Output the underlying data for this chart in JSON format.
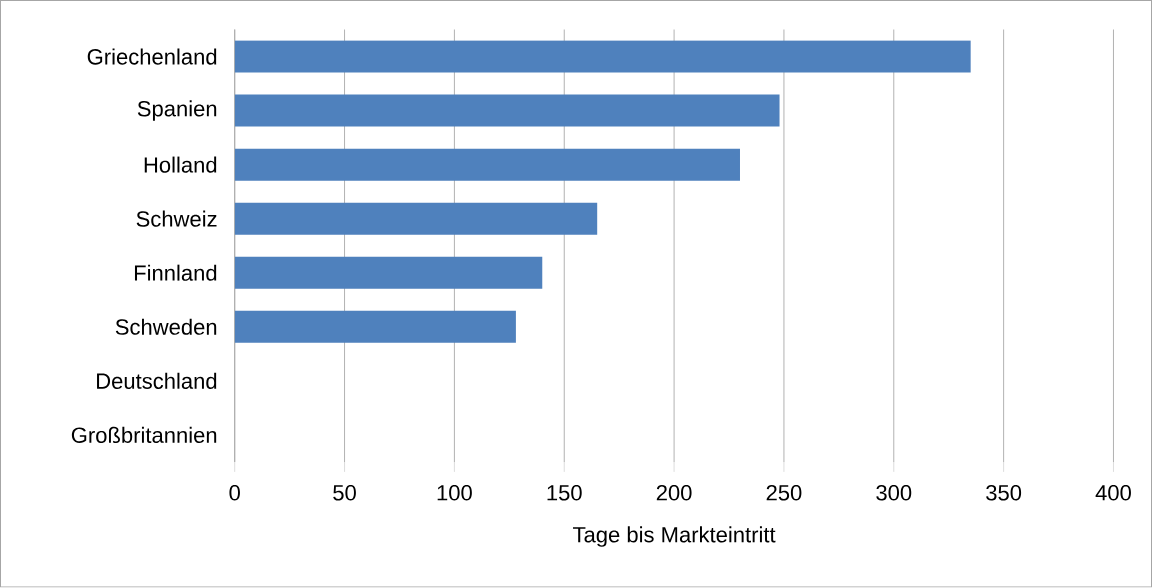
{
  "chart_data": {
    "type": "bar",
    "orientation": "horizontal",
    "xlabel": "Tage bis Markteintritt",
    "categories": [
      "Griechenland",
      "Spanien",
      "Holland",
      "Schweiz",
      "Finnland",
      "Schweden",
      "Deutschland",
      "Großbritannien"
    ],
    "values": [
      335,
      248,
      230,
      165,
      140,
      128,
      0,
      0
    ],
    "color": "#4f81bd",
    "xlim": [
      0,
      400
    ],
    "xticks": [
      0,
      50,
      100,
      150,
      200,
      250,
      300,
      350,
      400
    ],
    "grid": "x"
  }
}
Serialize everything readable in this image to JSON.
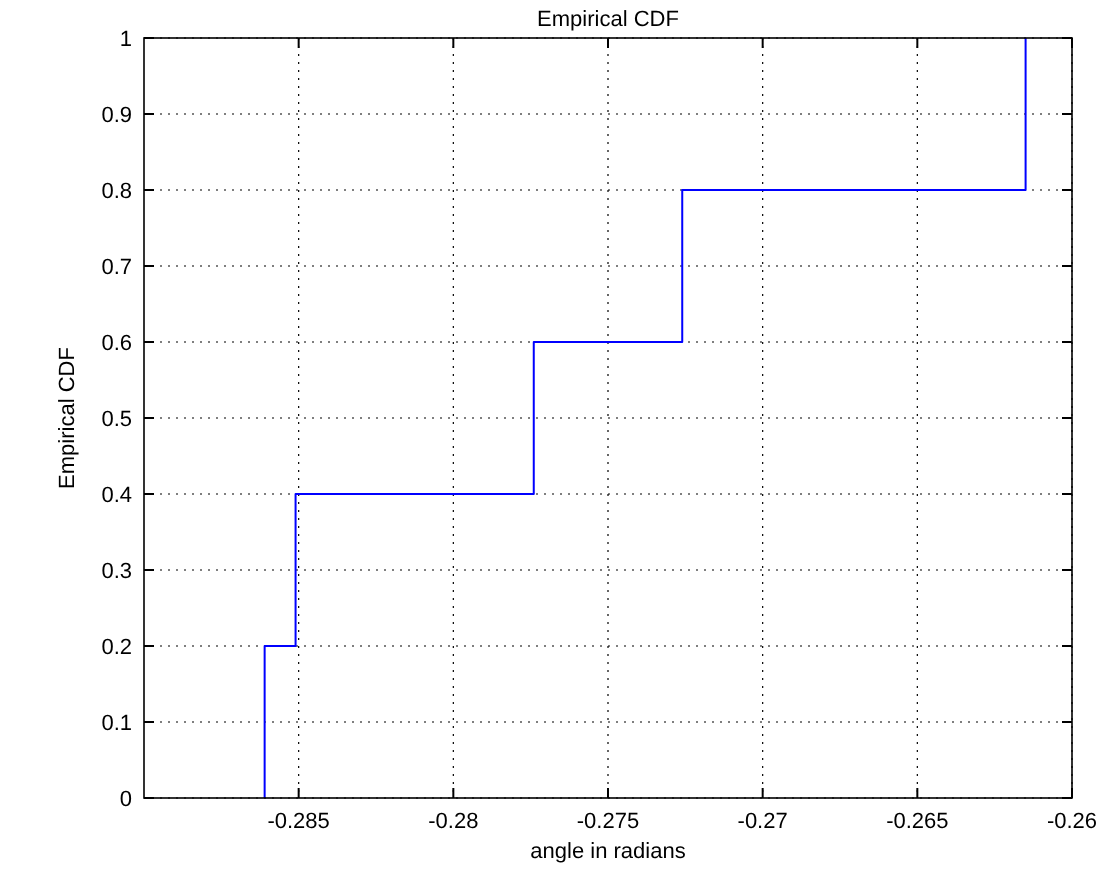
{
  "chart_data": {
    "type": "step",
    "title": "Empirical CDF",
    "xlabel": "angle in radians",
    "ylabel": "Empirical CDF",
    "x": [
      -0.2861,
      -0.2851,
      -0.2774,
      -0.2726,
      -0.2615,
      -0.2615
    ],
    "series": [
      {
        "color": "#0000ff",
        "values": [
          0,
          0.2,
          0.4,
          0.6,
          0.8,
          1
        ]
      }
    ],
    "xlim": [
      -0.29,
      -0.26
    ],
    "xticks": [
      -0.285,
      -0.28,
      -0.275,
      -0.27,
      -0.265,
      -0.26
    ],
    "ylim": [
      0,
      1
    ],
    "yticks": [
      0,
      0.1,
      0.2,
      0.3,
      0.4,
      0.5,
      0.6,
      0.7,
      0.8,
      0.9,
      1
    ],
    "grid": true,
    "line_style": "solid"
  }
}
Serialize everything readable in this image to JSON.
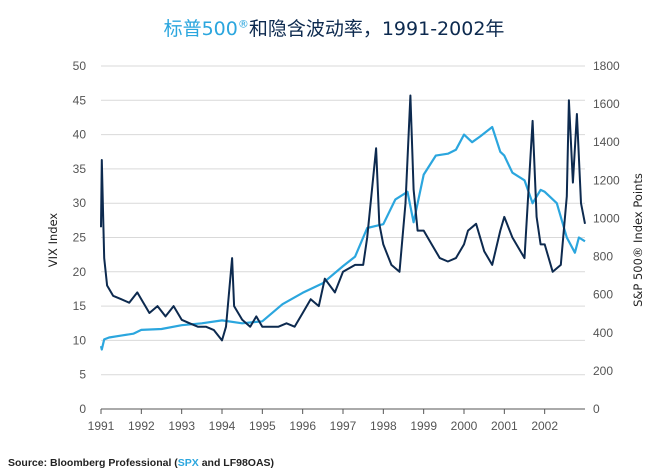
{
  "chart_data": {
    "type": "line",
    "title_part1": "标普500",
    "title_reg": "®",
    "title_part2": "和隐含波动率，1991-2002年",
    "ylabel_left": "VIX Index",
    "ylabel_right": "S&P 500® Index Points",
    "x_ticks": [
      "1991",
      "1992",
      "1993",
      "1994",
      "1995",
      "1996",
      "1997",
      "1998",
      "1999",
      "2000",
      "2001",
      "2002"
    ],
    "y_left_ticks": [
      "0",
      "5",
      "10",
      "15",
      "20",
      "25",
      "30",
      "35",
      "40",
      "45",
      "50"
    ],
    "y_right_ticks": [
      "0",
      "200",
      "400",
      "600",
      "800",
      "1000",
      "1200",
      "1400",
      "1600",
      "1800"
    ],
    "xlim": [
      1991.0,
      2003.0
    ],
    "ylim_left": [
      0,
      50
    ],
    "ylim_right": [
      0,
      1800
    ],
    "grid": true,
    "series": [
      {
        "key": "vix",
        "axis": "left",
        "color": "#0d2a4f",
        "x": [
          1991.0,
          1991.02,
          1991.05,
          1991.08,
          1991.15,
          1991.3,
          1991.5,
          1991.7,
          1991.9,
          1992.0,
          1992.2,
          1992.4,
          1992.6,
          1992.8,
          1993.0,
          1993.2,
          1993.4,
          1993.6,
          1993.8,
          1994.0,
          1994.1,
          1994.25,
          1994.3,
          1994.5,
          1994.7,
          1994.85,
          1995.0,
          1995.2,
          1995.4,
          1995.6,
          1995.8,
          1996.0,
          1996.2,
          1996.4,
          1996.55,
          1996.8,
          1997.0,
          1997.3,
          1997.5,
          1997.6,
          1997.82,
          1997.9,
          1998.0,
          1998.2,
          1998.4,
          1998.55,
          1998.67,
          1998.75,
          1998.85,
          1999.0,
          1999.2,
          1999.4,
          1999.6,
          1999.8,
          2000.0,
          2000.1,
          2000.3,
          2000.5,
          2000.7,
          2000.9,
          2001.0,
          2001.2,
          2001.5,
          2001.7,
          2001.8,
          2001.9,
          2002.0,
          2002.2,
          2002.4,
          2002.55,
          2002.6,
          2002.7,
          2002.8,
          2002.9,
          2003.0
        ],
        "values": [
          26.5,
          36.3,
          29,
          22,
          18,
          16.5,
          16,
          15.5,
          17,
          16,
          14,
          15,
          13.5,
          15,
          13,
          12.5,
          12,
          12,
          11.5,
          10,
          12,
          22,
          15,
          13,
          12,
          13.5,
          12,
          12,
          12,
          12.5,
          12,
          14,
          16,
          15,
          19,
          17,
          20,
          21,
          21,
          25,
          38,
          27,
          24,
          21,
          20,
          30,
          45.7,
          32,
          26,
          26,
          24,
          22,
          21.5,
          22,
          24,
          26,
          27,
          23,
          21,
          26,
          28,
          25,
          22,
          42,
          28,
          24,
          24,
          20,
          21,
          31,
          45,
          33,
          43,
          30,
          27
        ]
      },
      {
        "key": "spx",
        "axis": "right",
        "color": "#2ba6de",
        "x": [
          1991.0,
          1991.02,
          1991.08,
          1991.2,
          1991.5,
          1991.8,
          1992.0,
          1992.5,
          1993.0,
          1993.5,
          1994.0,
          1994.5,
          1995.0,
          1995.5,
          1996.0,
          1996.5,
          1997.0,
          1997.3,
          1997.6,
          1997.8,
          1998.0,
          1998.3,
          1998.6,
          1998.75,
          1999.0,
          1999.3,
          1999.6,
          1999.8,
          2000.0,
          2000.2,
          2000.4,
          2000.7,
          2000.9,
          2001.0,
          2001.2,
          2001.5,
          2001.7,
          2001.9,
          2002.0,
          2002.3,
          2002.55,
          2002.75,
          2002.85,
          2003.0
        ],
        "values": [
          330,
          312,
          365,
          375,
          385,
          395,
          415,
          420,
          440,
          450,
          465,
          450,
          460,
          550,
          610,
          660,
          750,
          800,
          950,
          960,
          970,
          1100,
          1140,
          980,
          1230,
          1330,
          1340,
          1360,
          1440,
          1400,
          1430,
          1480,
          1350,
          1330,
          1240,
          1200,
          1080,
          1150,
          1140,
          1080,
          900,
          820,
          900,
          880
        ]
      }
    ]
  },
  "source": {
    "prefix": "Source: Bloomberg Professional (",
    "spx": "SPX",
    "suffix": " and LF98OAS)"
  }
}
++++++++++
# [Written instruction]
Which lines contain "color"? Copy each of them out.

# [Full answer]
    "color": "#4f81bd",
        "color": "#0000ff",
        "color": "#0d2a4f",
        "color": "#2ba6de",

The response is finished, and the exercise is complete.